**Directions**
Word for word, set down the records and skip each picture.

**Input**
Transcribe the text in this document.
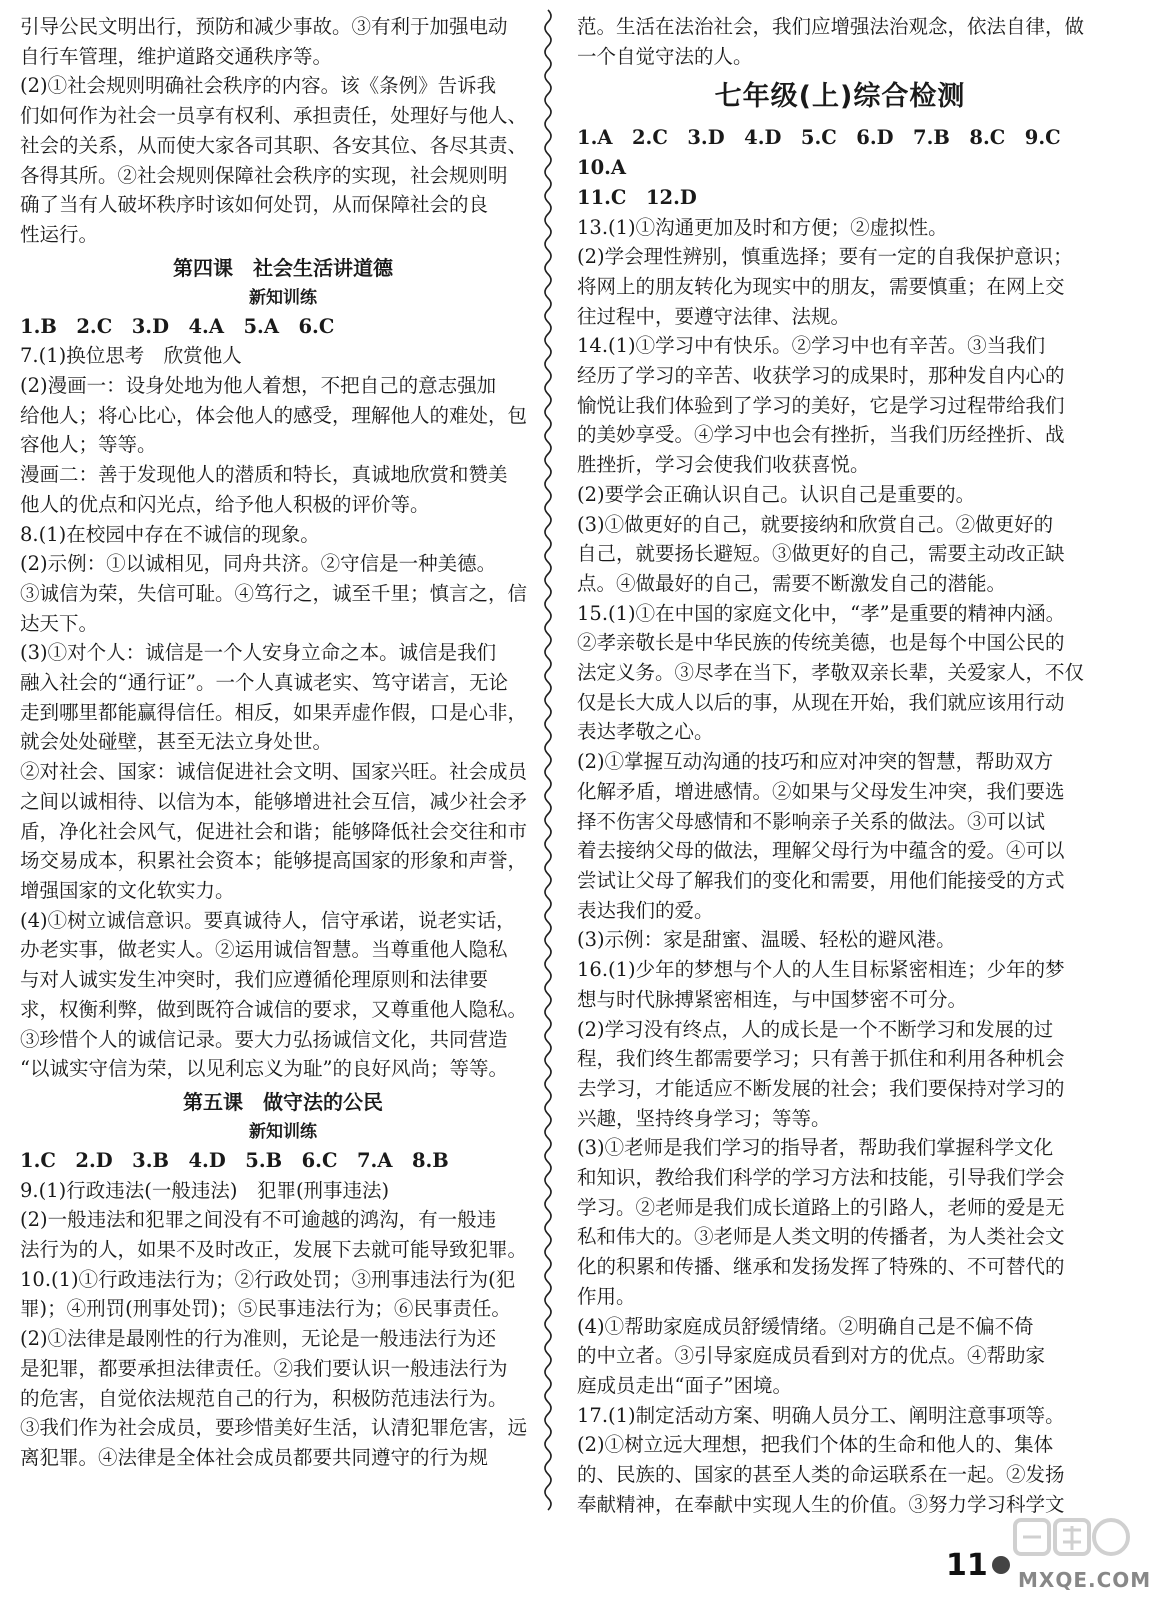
引导公民文明出行，预防和减少事故。③有利于加强电动

自行车管理，维护道路交通秩序等。

(2)①社会规则明确社会秩序的内容。该《条例》告诉我

们如何作为社会一员享有权利、承担责任，处理好与他人、

社会的关系，从而使大家各司其职、各安其位、各尽其责、

各得其所。②社会规则保障社会秩序的实现，社会规则明

确了当有人破坏秩序时该如何处罚，从而保障社会的良

性运行。

第四课　社会生活讲道德
新知训练

1.B　2.C　3.D　4.A　5.A　6.C

7.(1)换位思考　欣赏他人

(2)漫画一：设身处地为他人着想，不把自己的意志强加

给他人；将心比心，体会他人的感受，理解他人的难处，包

容他人；等等。

漫画二：善于发现他人的潜质和特长，真诚地欣赏和赞美

他人的优点和闪光点，给予他人积极的评价等。

8.(1)在校园中存在不诚信的现象。

(2)示例：①以诚相见，同舟共济。②守信是一种美德。

③诚信为荣，失信可耻。④笃行之，诚至千里；慎言之，信

达天下。

(3)①对个人：诚信是一个人安身立命之本。诚信是我们

融入社会的“通行证”。一个人真诚老实、笃守诺言，无论

走到哪里都能赢得信任。相反，如果弄虚作假，口是心非，

就会处处碰壁，甚至无法立身处世。

②对社会、国家：诚信促进社会文明、国家兴旺。社会成员

之间以诚相待、以信为本，能够增进社会互信，减少社会矛

盾，净化社会风气，促进社会和谐；能够降低社会交往和市

场交易成本，积累社会资本；能够提高国家的形象和声誉，

增强国家的文化软实力。

(4)①树立诚信意识。要真诚待人，信守承诺，说老实话，

办老实事，做老实人。②运用诚信智慧。当尊重他人隐私

与对人诚实发生冲突时，我们应遵循伦理原则和法律要

求，权衡利弊，做到既符合诚信的要求，又尊重他人隐私。

③珍惜个人的诚信记录。要大力弘扬诚信文化，共同营造

“以诚实守信为荣，以见利忘义为耻”的良好风尚；等等。

第五课　做守法的公民
新知训练

1.C　2.D　3.B　4.D　5.B　6.C　7.A　8.B

9.(1)行政违法(一般违法)　犯罪(刑事违法)

(2)一般违法和犯罪之间没有不可逾越的鸿沟，有一般违

法行为的人，如果不及时改正，发展下去就可能导致犯罪。

10.(1)①行政违法行为；②行政处罚；③刑事违法行为(犯

罪)；④刑罚(刑事处罚)；⑤民事违法行为；⑥民事责任。

(2)①法律是最刚性的行为准则，无论是一般违法行为还

是犯罪，都要承担法律责任。②我们要认识一般违法行为

的危害，自觉依法规范自己的行为，积极防范违法行为。

③我们作为社会成员，要珍惜美好生活，认清犯罪危害，远

离犯罪。④法律是全体社会成员都要共同遵守的行为规

范。生活在法治社会，我们应增强法治观念，依法自律，做

一个自觉守法的人。

七年级(上)综合检测

1.A　2.C　3.D　4.D　5.C　6.D　7.B　8.C　9.C　10.A

11.C　12.D

13.(1)①沟通更加及时和方便；②虚拟性。

(2)学会理性辨别，慎重选择；要有一定的自我保护意识；

将网上的朋友转化为现实中的朋友，需要慎重；在网上交

往过程中，要遵守法律、法规。

14.(1)①学习中有快乐。②学习中也有辛苦。③当我们

经历了学习的辛苦、收获学习的成果时，那种发自内心的

愉悦让我们体验到了学习的美好，它是学习过程带给我们

的美妙享受。④学习中也会有挫折，当我们历经挫折、战

胜挫折，学习会使我们收获喜悦。

(2)要学会正确认识自己。认识自己是重要的。

(3)①做更好的自己，就要接纳和欣赏自己。②做更好的

自己，就要扬长避短。③做更好的自己，需要主动改正缺

点。④做最好的自己，需要不断激发自己的潜能。

15.(1)①在中国的家庭文化中，“孝”是重要的精神内涵。

②孝亲敬长是中华民族的传统美德，也是每个中国公民的

法定义务。③尽孝在当下，孝敬双亲长辈，关爱家人，不仅

仅是长大成人以后的事，从现在开始，我们就应该用行动

表达孝敬之心。

(2)①掌握互动沟通的技巧和应对冲突的智慧，帮助双方

化解矛盾，增进感情。②如果与父母发生冲突，我们要选

择不伤害父母感情和不影响亲子关系的做法。③可以试

着去接纳父母的做法，理解父母行为中蕴含的爱。④可以

尝试让父母了解我们的变化和需要，用他们能接受的方式

表达我们的爱。

(3)示例：家是甜蜜、温暖、轻松的避风港。

16.(1)少年的梦想与个人的人生目标紧密相连；少年的梦

想与时代脉搏紧密相连，与中国梦密不可分。

(2)学习没有终点，人的成长是一个不断学习和发展的过

程，我们终生都需要学习；只有善于抓住和利用各种机会

去学习，才能适应不断发展的社会；我们要保持对学习的

兴趣，坚持终身学习；等等。

(3)①老师是我们学习的指导者，帮助我们掌握科学文化

和知识，教给我们科学的学习方法和技能，引导我们学会

学习。②老师是我们成长道路上的引路人，老师的爱是无

私和伟大的。③老师是人类文明的传播者，为人类社会文

化的积累和传播、继承和发扬发挥了特殊的、不可替代的

作用。

(4)①帮助家庭成员舒缓情绪。②明确自己是不偏不倚

的中立者。③引导家庭成员看到对方的优点。④帮助家

庭成员走出“面子”困境。

17.(1)制定活动方案、明确人员分工、阐明注意事项等。

(2)①树立远大理想，把我们个体的生命和他人的、集体

的、民族的、国家的甚至人类的命运联系在一起。②发扬

奉献精神，在奉献中实现人生的价值。③努力学习科学文

11 MXQE.COM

**Finished answer**
Transcribe the text in this document.
引导公民文明出行，预防和减少事故。③有利于加强电动

自行车管理，维护道路交通秩序等。

(2)①社会规则明确社会秩序的内容。该《条例》告诉我

们如何作为社会一员享有权利、承担责任，处理好与他人、

社会的关系，从而使大家各司其职、各安其位、各尽其责、

各得其所。②社会规则保障社会秩序的实现，社会规则明

确了当有人破坏秩序时该如何处罚，从而保障社会的良

性运行。

第四课　社会生活讲道德
新知训练

1.B　2.C　3.D　4.A　5.A　6.C

7.(1)换位思考　欣赏他人

(2)漫画一：设身处地为他人着想，不把自己的意志强加

给他人；将心比心，体会他人的感受，理解他人的难处，包

容他人；等等。

漫画二：善于发现他人的潜质和特长，真诚地欣赏和赞美

他人的优点和闪光点，给予他人积极的评价等。

8.(1)在校园中存在不诚信的现象。

(2)示例：①以诚相见，同舟共济。②守信是一种美德。

③诚信为荣，失信可耻。④笃行之，诚至千里；慎言之，信

达天下。

(3)①对个人：诚信是一个人安身立命之本。诚信是我们

融入社会的“通行证”。一个人真诚老实、笃守诺言，无论

走到哪里都能赢得信任。相反，如果弄虚作假，口是心非，

就会处处碰壁，甚至无法立身处世。

②对社会、国家：诚信促进社会文明、国家兴旺。社会成员

之间以诚相待、以信为本，能够增进社会互信，减少社会矛

盾，净化社会风气，促进社会和谐；能够降低社会交往和市

场交易成本，积累社会资本；能够提高国家的形象和声誉，

增强国家的文化软实力。

(4)①树立诚信意识。要真诚待人，信守承诺，说老实话，

办老实事，做老实人。②运用诚信智慧。当尊重他人隐私

与对人诚实发生冲突时，我们应遵循伦理原则和法律要

求，权衡利弊，做到既符合诚信的要求，又尊重他人隐私。

③珍惜个人的诚信记录。要大力弘扬诚信文化，共同营造

“以诚实守信为荣，以见利忘义为耻”的良好风尚；等等。

第五课　做守法的公民
新知训练

1.C　2.D　3.B　4.D　5.B　6.C　7.A　8.B

9.(1)行政违法(一般违法)　犯罪(刑事违法)

(2)一般违法和犯罪之间没有不可逾越的鸿沟，有一般违

法行为的人，如果不及时改正，发展下去就可能导致犯罪。

10.(1)①行政违法行为；②行政处罚；③刑事违法行为(犯

罪)；④刑罚(刑事处罚)；⑤民事违法行为；⑥民事责任。

(2)①法律是最刚性的行为准则，无论是一般违法行为还

是犯罪，都要承担法律责任。②我们要认识一般违法行为

的危害，自觉依法规范自己的行为，积极防范违法行为。

③我们作为社会成员，要珍惜美好生活，认清犯罪危害，远

离犯罪。④法律是全体社会成员都要共同遵守的行为规

范。生活在法治社会，我们应增强法治观念，依法自律，做

一个自觉守法的人。

七年级(上)综合检测

1.A　2.C　3.D　4.D　5.C　6.D　7.B　8.C　9.C　10.A

11.C　12.D

13.(1)①沟通更加及时和方便；②虚拟性。

(2)学会理性辨别，慎重选择；要有一定的自我保护意识；

将网上的朋友转化为现实中的朋友，需要慎重；在网上交

往过程中，要遵守法律、法规。

14.(1)①学习中有快乐。②学习中也有辛苦。③当我们

经历了学习的辛苦、收获学习的成果时，那种发自内心的

愉悦让我们体验到了学习的美好，它是学习过程带给我们

的美妙享受。④学习中也会有挫折，当我们历经挫折、战

胜挫折，学习会使我们收获喜悦。

(2)要学会正确认识自己。认识自己是重要的。

(3)①做更好的自己，就要接纳和欣赏自己。②做更好的

自己，就要扬长避短。③做更好的自己，需要主动改正缺

点。④做最好的自己，需要不断激发自己的潜能。

15.(1)①在中国的家庭文化中，“孝”是重要的精神内涵。

②孝亲敬长是中华民族的传统美德，也是每个中国公民的

法定义务。③尽孝在当下，孝敬双亲长辈，关爱家人，不仅

仅是长大成人以后的事，从现在开始，我们就应该用行动

表达孝敬之心。

(2)①掌握互动沟通的技巧和应对冲突的智慧，帮助双方

化解矛盾，增进感情。②如果与父母发生冲突，我们要选

择不伤害父母感情和不影响亲子关系的做法。③可以试

着去接纳父母的做法，理解父母行为中蕴含的爱。④可以

尝试让父母了解我们的变化和需要，用他们能接受的方式

表达我们的爱。

(3)示例：家是甜蜜、温暖、轻松的避风港。

16.(1)少年的梦想与个人的人生目标紧密相连；少年的梦

想与时代脉搏紧密相连，与中国梦密不可分。

(2)学习没有终点，人的成长是一个不断学习和发展的过

程，我们终生都需要学习；只有善于抓住和利用各种机会

去学习，才能适应不断发展的社会；我们要保持对学习的

兴趣，坚持终身学习；等等。

(3)①老师是我们学习的指导者，帮助我们掌握科学文化

和知识，教给我们科学的学习方法和技能，引导我们学会

学习。②老师是我们成长道路上的引路人，老师的爱是无

私和伟大的。③老师是人类文明的传播者，为人类社会文

化的积累和传播、继承和发扬发挥了特殊的、不可替代的

作用。

(4)①帮助家庭成员舒缓情绪。②明确自己是不偏不倚

的中立者。③引导家庭成员看到对方的优点。④帮助家

庭成员走出“面子”困境。

17.(1)制定活动方案、明确人员分工、阐明注意事项等。

(2)①树立远大理想，把我们个体的生命和他人的、集体

的、民族的、国家的甚至人类的命运联系在一起。②发扬

奉献精神，在奉献中实现人生的价值。③努力学习科学文

11 MXQE.COM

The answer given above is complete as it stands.